Repeat, exactly and completely, the material that follows. Omit the pictures.

[Items from a data source]
%%
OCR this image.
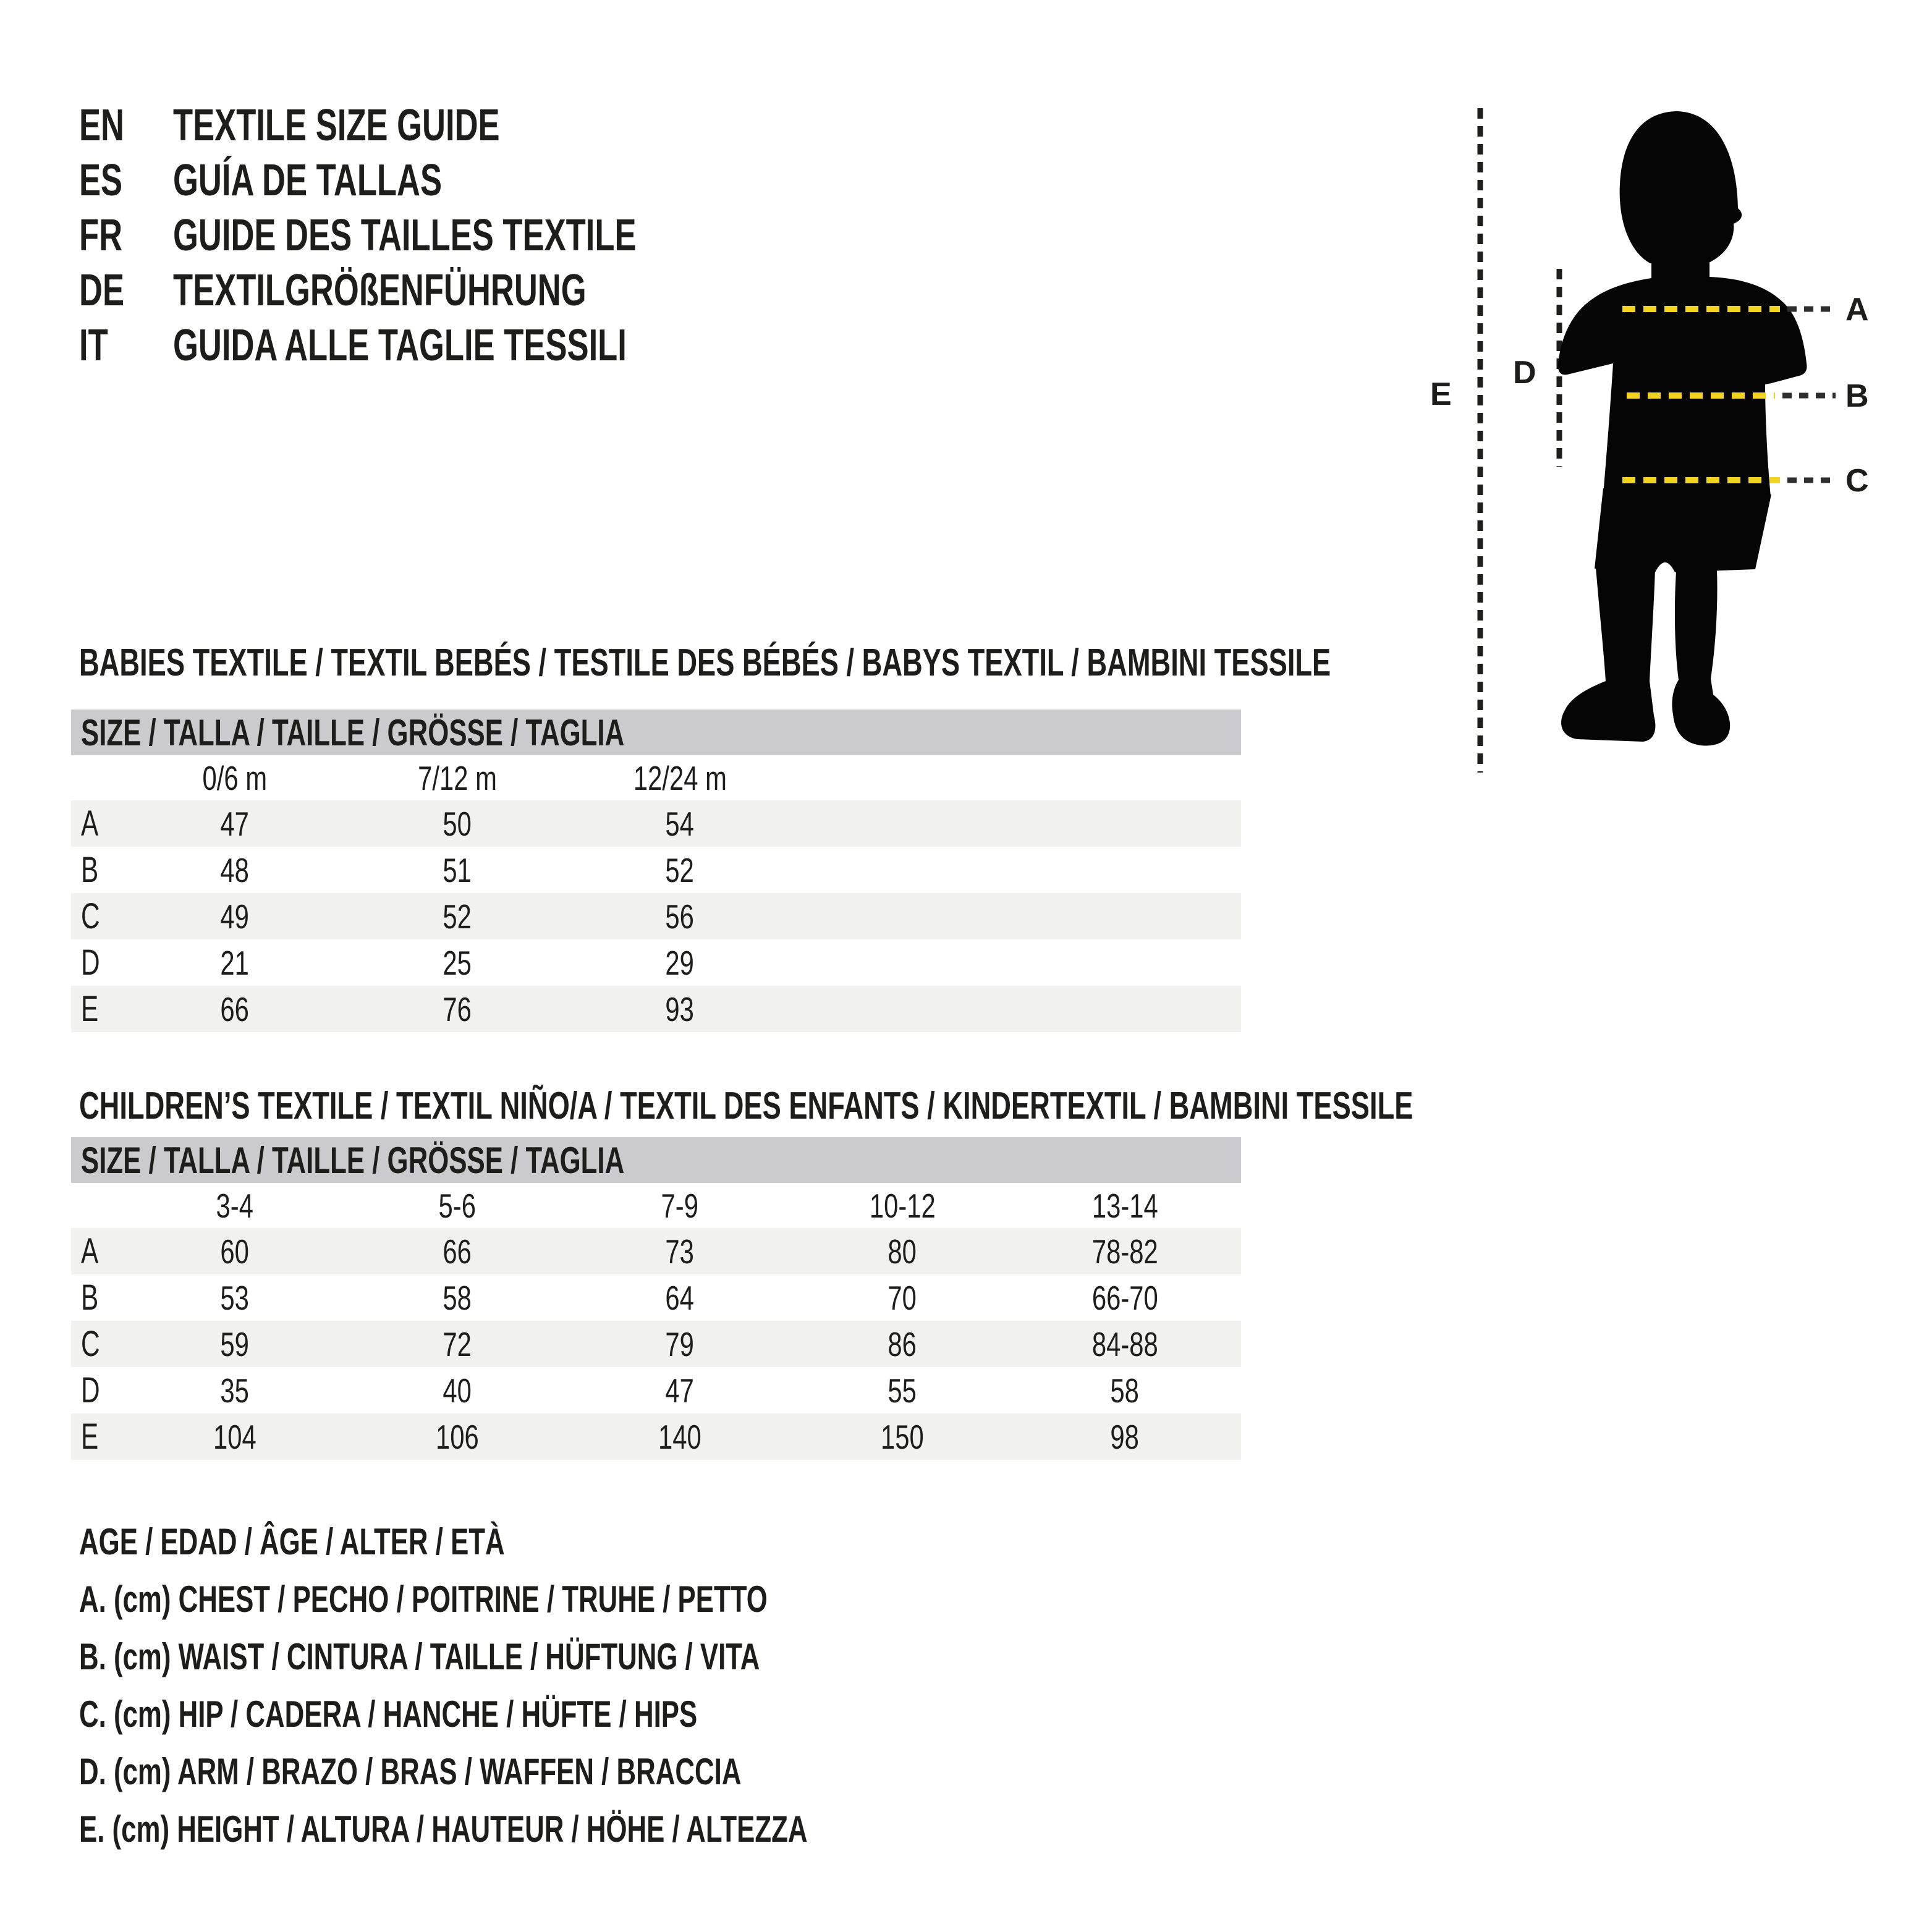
EN	TEXTILE SIZE GUIDE
ES	GUÍA DE TALLAS
FR	GUIDE DES TAILLES TEXTILE
DE	TEXTILGRÖßENFÜHRUNG
IT	GUIDA ALLE TAGLIE TESSILI
A
B
C
D
E
BABIES TEXTILE / TEXTIL BEBÉS / TESTILE DES BÉBÉS / BABYS TEXTIL / BAMBINI TESSILE
SIZE / TALLA / TAILLE / GRÖSSE / TAGLIA
0/6 m	7/12 m	12/24 m
A	47	50	54
B	48	51	52
C	49	52	56
D	21	25	29
E	66	76	93
CHILDREN’S TEXTILE / TEXTIL NIÑO/A / TEXTIL DES ENFANTS / KINDERTEXTIL / BAMBINI TESSILE
SIZE / TALLA / TAILLE / GRÖSSE / TAGLIA
3-4	5-6	7-9	10-12	13-14
A	60	66	73	80	78-82
B	53	58	64	70	66-70
C	59	72	79	86	84-88
D	35	40	47	55	58
E	104	106	140	150	98
AGE / EDAD / ÂGE / ALTER / ETÀ
A. (cm) CHEST / PECHO / POITRINE / TRUHE / PETTO
B. (cm) WAIST / CINTURA / TAILLE / HÜFTUNG / VITA
C. (cm) HIP / CADERA / HANCHE / HÜFTE / HIPS
D. (cm) ARM / BRAZO / BRAS / WAFFEN / BRACCIA
E. (cm) HEIGHT / ALTURA / HAUTEUR / HÖHE / ALTEZZA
%%
*Answer to the problem*
OCR this image.
EN	TEXTILE SIZE GUIDE
ES	GUÍA DE TALLAS
FR	GUIDE DES TAILLES TEXTILE
DE	TEXTILGRÖßENFÜHRUNG
IT	GUIDA ALLE TAGLIE TESSILI
A
B
C
D
E
BABIES TEXTILE / TEXTIL BEBÉS / TESTILE DES BÉBÉS / BABYS TEXTIL / BAMBINI TESSILE
SIZE / TALLA / TAILLE / GRÖSSE / TAGLIA
0/6 m	7/12 m	12/24 m
A	47	50	54
B	48	51	52
C	49	52	56
D	21	25	29
E	66	76	93
CHILDREN’S TEXTILE / TEXTIL NIÑO/A / TEXTIL DES ENFANTS / KINDERTEXTIL / BAMBINI TESSILE
SIZE / TALLA / TAILLE / GRÖSSE / TAGLIA
3-4	5-6	7-9	10-12	13-14
A	60	66	73	80	78-82
B	53	58	64	70	66-70
C	59	72	79	86	84-88
D	35	40	47	55	58
E	104	106	140	150	98
AGE / EDAD / ÂGE / ALTER / ETÀ
A. (cm) CHEST / PECHO / POITRINE / TRUHE / PETTO
B. (cm) WAIST / CINTURA / TAILLE / HÜFTUNG / VITA
C. (cm) HIP / CADERA / HANCHE / HÜFTE / HIPS
D. (cm) ARM / BRAZO / BRAS / WAFFEN / BRACCIA
E. (cm) HEIGHT / ALTURA / HAUTEUR / HÖHE / ALTEZZA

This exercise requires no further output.